**WORK TO COMPLETE**
Type out all the records word for word. Any pictures are to be left out.

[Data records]
···

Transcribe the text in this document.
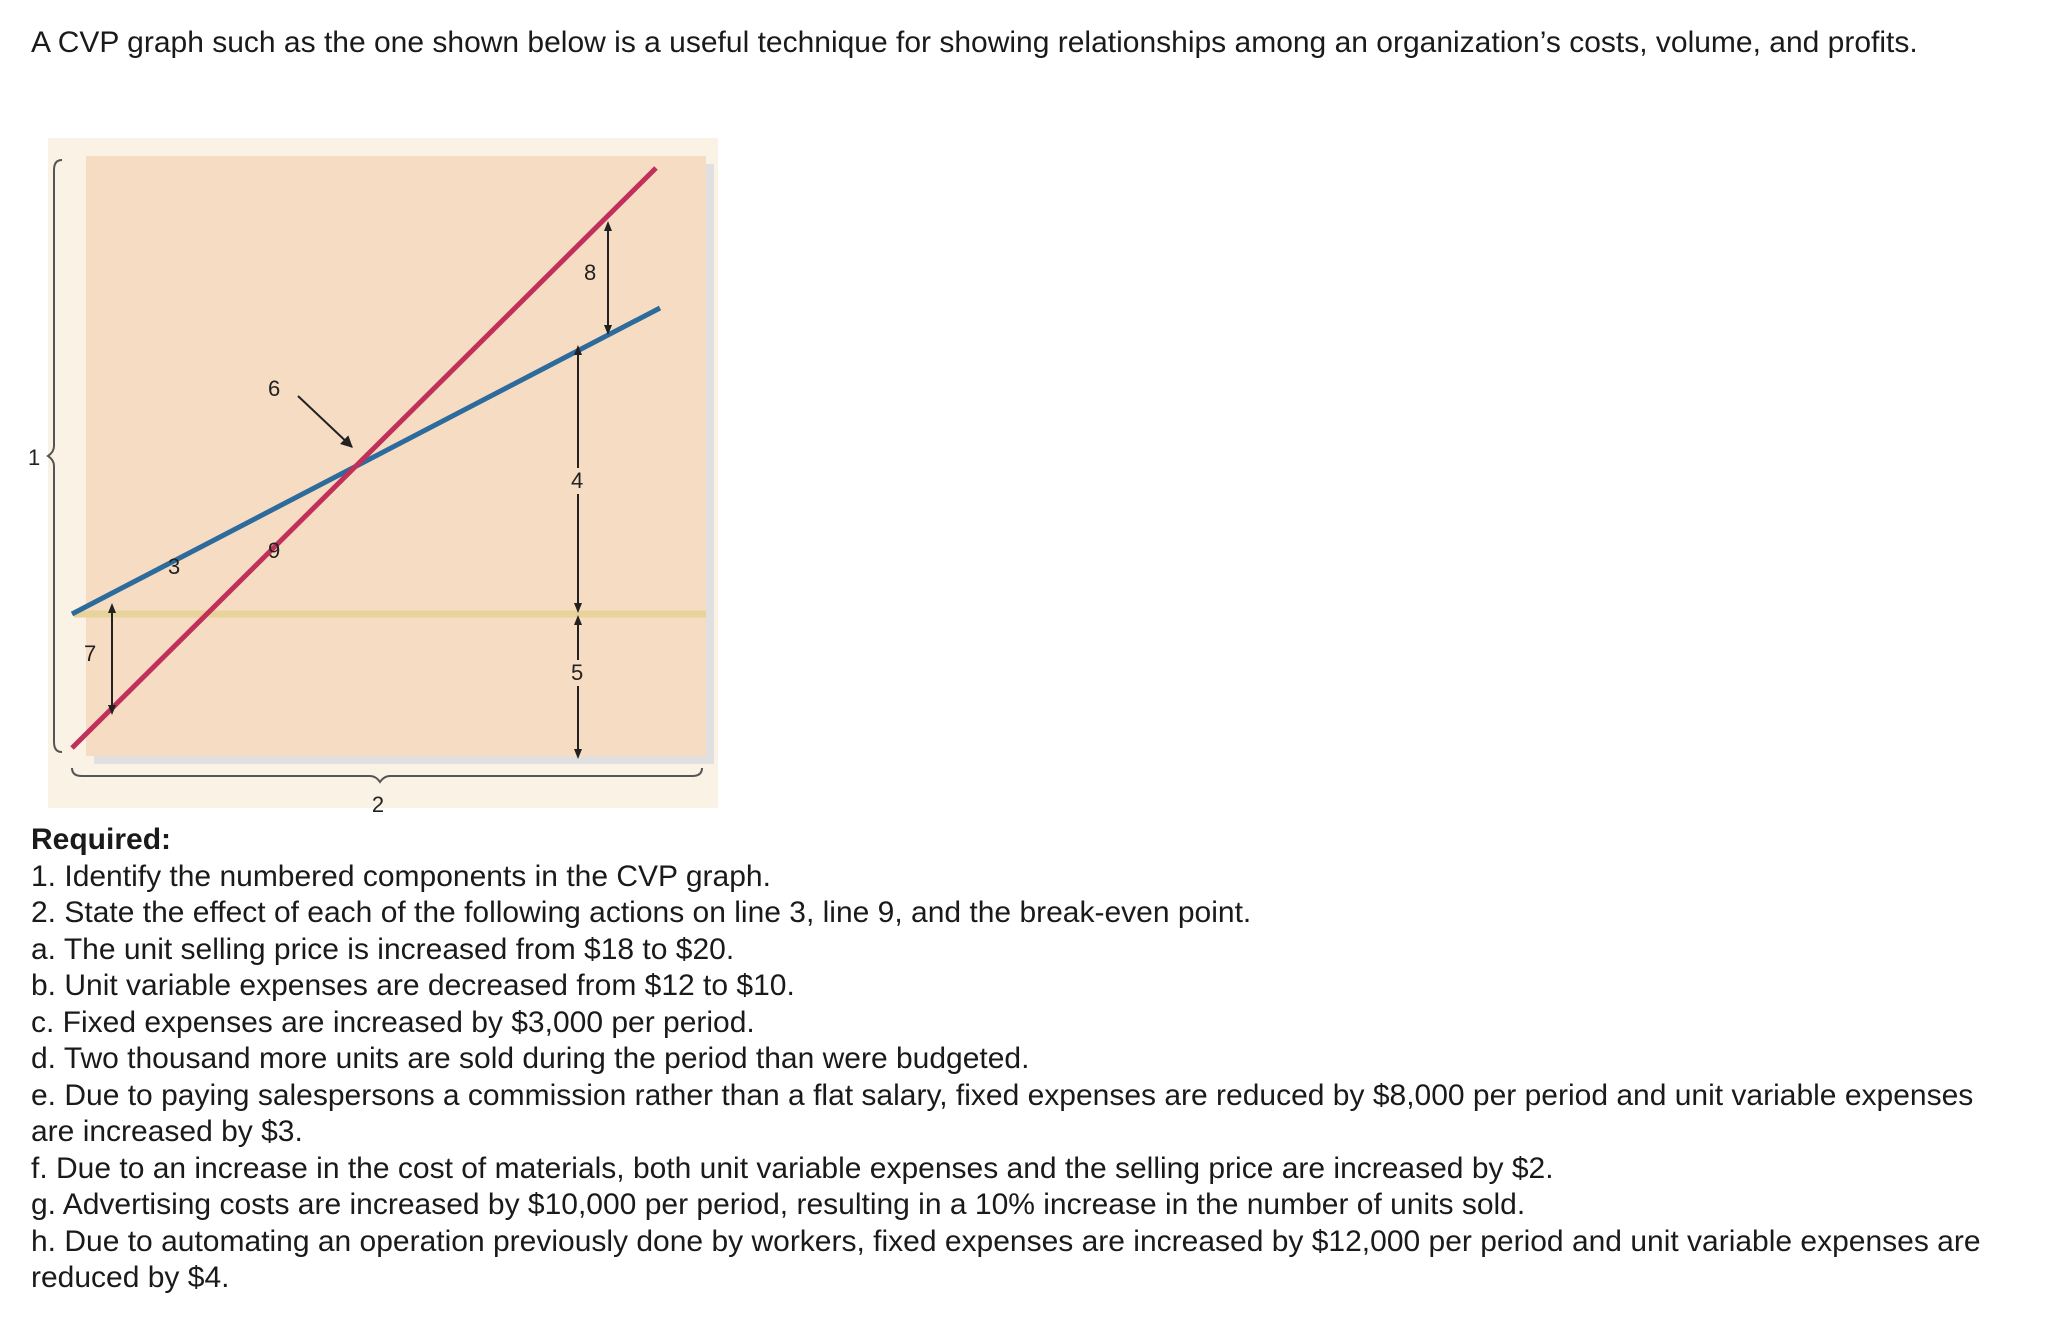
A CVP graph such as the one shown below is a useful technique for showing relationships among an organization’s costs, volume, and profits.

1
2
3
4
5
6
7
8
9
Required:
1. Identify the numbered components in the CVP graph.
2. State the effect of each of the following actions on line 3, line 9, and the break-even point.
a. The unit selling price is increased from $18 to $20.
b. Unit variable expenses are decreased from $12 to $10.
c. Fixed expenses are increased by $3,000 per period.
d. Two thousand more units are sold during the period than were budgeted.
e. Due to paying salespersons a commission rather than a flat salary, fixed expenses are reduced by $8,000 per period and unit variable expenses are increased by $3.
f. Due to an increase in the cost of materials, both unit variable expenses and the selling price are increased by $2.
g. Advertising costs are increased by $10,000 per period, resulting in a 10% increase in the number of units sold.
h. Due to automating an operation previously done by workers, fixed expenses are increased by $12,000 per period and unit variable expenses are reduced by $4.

···

**RESULT OF THIS EXERCISE**
Transcribe the text in this document.
A CVP graph such as the one shown below is a useful technique for showing relationships among an organization’s costs, volume, and profits.

1
2
3
4
5
6
7
8
9
Required:
1. Identify the numbered components in the CVP graph.
2. State the effect of each of the following actions on line 3, line 9, and the break-even point.
a. The unit selling price is increased from $18 to $20.
b. Unit variable expenses are decreased from $12 to $10.
c. Fixed expenses are increased by $3,000 per period.
d. Two thousand more units are sold during the period than were budgeted.
e. Due to paying salespersons a commission rather than a flat salary, fixed expenses are reduced by $8,000 per period and unit variable expenses are increased by $3.
f. Due to an increase in the cost of materials, both unit variable expenses and the selling price are increased by $2.
g. Advertising costs are increased by $10,000 per period, resulting in a 10% increase in the number of units sold.
h. Due to automating an operation previously done by workers, fixed expenses are increased by $12,000 per period and unit variable expenses are reduced by $4.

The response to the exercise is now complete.